_OBJETIVO_.
Copia todos los registros que siguen, línea por línea y sin cambiar nada.

_DATOS REGISTRADOS_.
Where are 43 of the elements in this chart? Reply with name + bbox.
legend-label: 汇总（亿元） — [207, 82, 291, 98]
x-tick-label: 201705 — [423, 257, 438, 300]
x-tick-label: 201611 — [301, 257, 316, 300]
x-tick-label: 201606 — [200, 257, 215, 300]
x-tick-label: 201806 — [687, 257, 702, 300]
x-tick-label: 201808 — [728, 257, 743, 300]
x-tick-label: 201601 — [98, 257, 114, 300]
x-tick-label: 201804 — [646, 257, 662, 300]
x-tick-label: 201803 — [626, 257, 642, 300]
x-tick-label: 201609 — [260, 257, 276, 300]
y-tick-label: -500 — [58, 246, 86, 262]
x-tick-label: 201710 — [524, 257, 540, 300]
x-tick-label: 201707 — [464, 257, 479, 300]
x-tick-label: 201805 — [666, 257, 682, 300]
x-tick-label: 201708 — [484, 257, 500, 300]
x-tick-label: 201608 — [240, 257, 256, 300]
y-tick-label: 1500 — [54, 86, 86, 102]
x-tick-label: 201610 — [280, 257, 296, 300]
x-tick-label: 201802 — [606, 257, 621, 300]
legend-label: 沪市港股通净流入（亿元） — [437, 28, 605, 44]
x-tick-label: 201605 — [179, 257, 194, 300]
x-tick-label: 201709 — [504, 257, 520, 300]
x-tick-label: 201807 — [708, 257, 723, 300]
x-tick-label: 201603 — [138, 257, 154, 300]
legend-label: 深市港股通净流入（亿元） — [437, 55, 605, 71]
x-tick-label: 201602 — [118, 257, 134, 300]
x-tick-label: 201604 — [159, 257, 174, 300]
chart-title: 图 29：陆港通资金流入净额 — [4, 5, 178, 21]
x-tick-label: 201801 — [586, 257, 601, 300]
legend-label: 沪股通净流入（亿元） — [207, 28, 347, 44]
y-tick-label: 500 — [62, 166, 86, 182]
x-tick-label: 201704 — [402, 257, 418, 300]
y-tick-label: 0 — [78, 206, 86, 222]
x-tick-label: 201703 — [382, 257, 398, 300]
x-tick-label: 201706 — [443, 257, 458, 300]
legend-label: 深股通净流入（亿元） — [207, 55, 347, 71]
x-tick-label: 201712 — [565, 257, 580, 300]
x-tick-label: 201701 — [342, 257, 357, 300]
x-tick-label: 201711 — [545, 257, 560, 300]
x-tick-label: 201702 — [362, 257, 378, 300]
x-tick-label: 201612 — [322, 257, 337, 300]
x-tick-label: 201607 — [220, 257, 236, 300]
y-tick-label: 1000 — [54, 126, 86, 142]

_SOLUCIÓN_.
Where are 43 of the elements in this chart? Reply with name + bbox.
legend-label: 汇总（亿元） — [207, 82, 291, 98]
x-tick-label: 201705 — [423, 257, 438, 300]
x-tick-label: 201611 — [301, 257, 316, 300]
x-tick-label: 201606 — [200, 257, 215, 300]
x-tick-label: 201806 — [687, 257, 702, 300]
x-tick-label: 201808 — [728, 257, 743, 300]
x-tick-label: 201601 — [98, 257, 114, 300]
x-tick-label: 201804 — [646, 257, 662, 300]
x-tick-label: 201803 — [626, 257, 642, 300]
x-tick-label: 201609 — [260, 257, 276, 300]
y-tick-label: -500 — [58, 246, 86, 262]
x-tick-label: 201710 — [524, 257, 540, 300]
x-tick-label: 201707 — [464, 257, 479, 300]
x-tick-label: 201805 — [666, 257, 682, 300]
x-tick-label: 201708 — [484, 257, 500, 300]
x-tick-label: 201608 — [240, 257, 256, 300]
y-tick-label: 1500 — [54, 86, 86, 102]
x-tick-label: 201610 — [280, 257, 296, 300]
x-tick-label: 201802 — [606, 257, 621, 300]
legend-label: 沪市港股通净流入（亿元） — [437, 28, 605, 44]
x-tick-label: 201605 — [179, 257, 194, 300]
x-tick-label: 201709 — [504, 257, 520, 300]
x-tick-label: 201807 — [708, 257, 723, 300]
x-tick-label: 201603 — [138, 257, 154, 300]
legend-label: 深市港股通净流入（亿元） — [437, 55, 605, 71]
x-tick-label: 201602 — [118, 257, 134, 300]
x-tick-label: 201604 — [159, 257, 174, 300]
chart-title: 图 29：陆港通资金流入净额 — [4, 5, 178, 21]
x-tick-label: 201801 — [586, 257, 601, 300]
legend-label: 沪股通净流入（亿元） — [207, 28, 347, 44]
y-tick-label: 500 — [62, 166, 86, 182]
x-tick-label: 201704 — [402, 257, 418, 300]
y-tick-label: 0 — [78, 206, 86, 222]
x-tick-label: 201703 — [382, 257, 398, 300]
x-tick-label: 201706 — [443, 257, 458, 300]
legend-label: 深股通净流入（亿元） — [207, 55, 347, 71]
x-tick-label: 201712 — [565, 257, 580, 300]
x-tick-label: 201701 — [342, 257, 357, 300]
x-tick-label: 201711 — [545, 257, 560, 300]
x-tick-label: 201702 — [362, 257, 378, 300]
x-tick-label: 201612 — [322, 257, 337, 300]
x-tick-label: 201607 — [220, 257, 236, 300]
y-tick-label: 1000 — [54, 126, 86, 142]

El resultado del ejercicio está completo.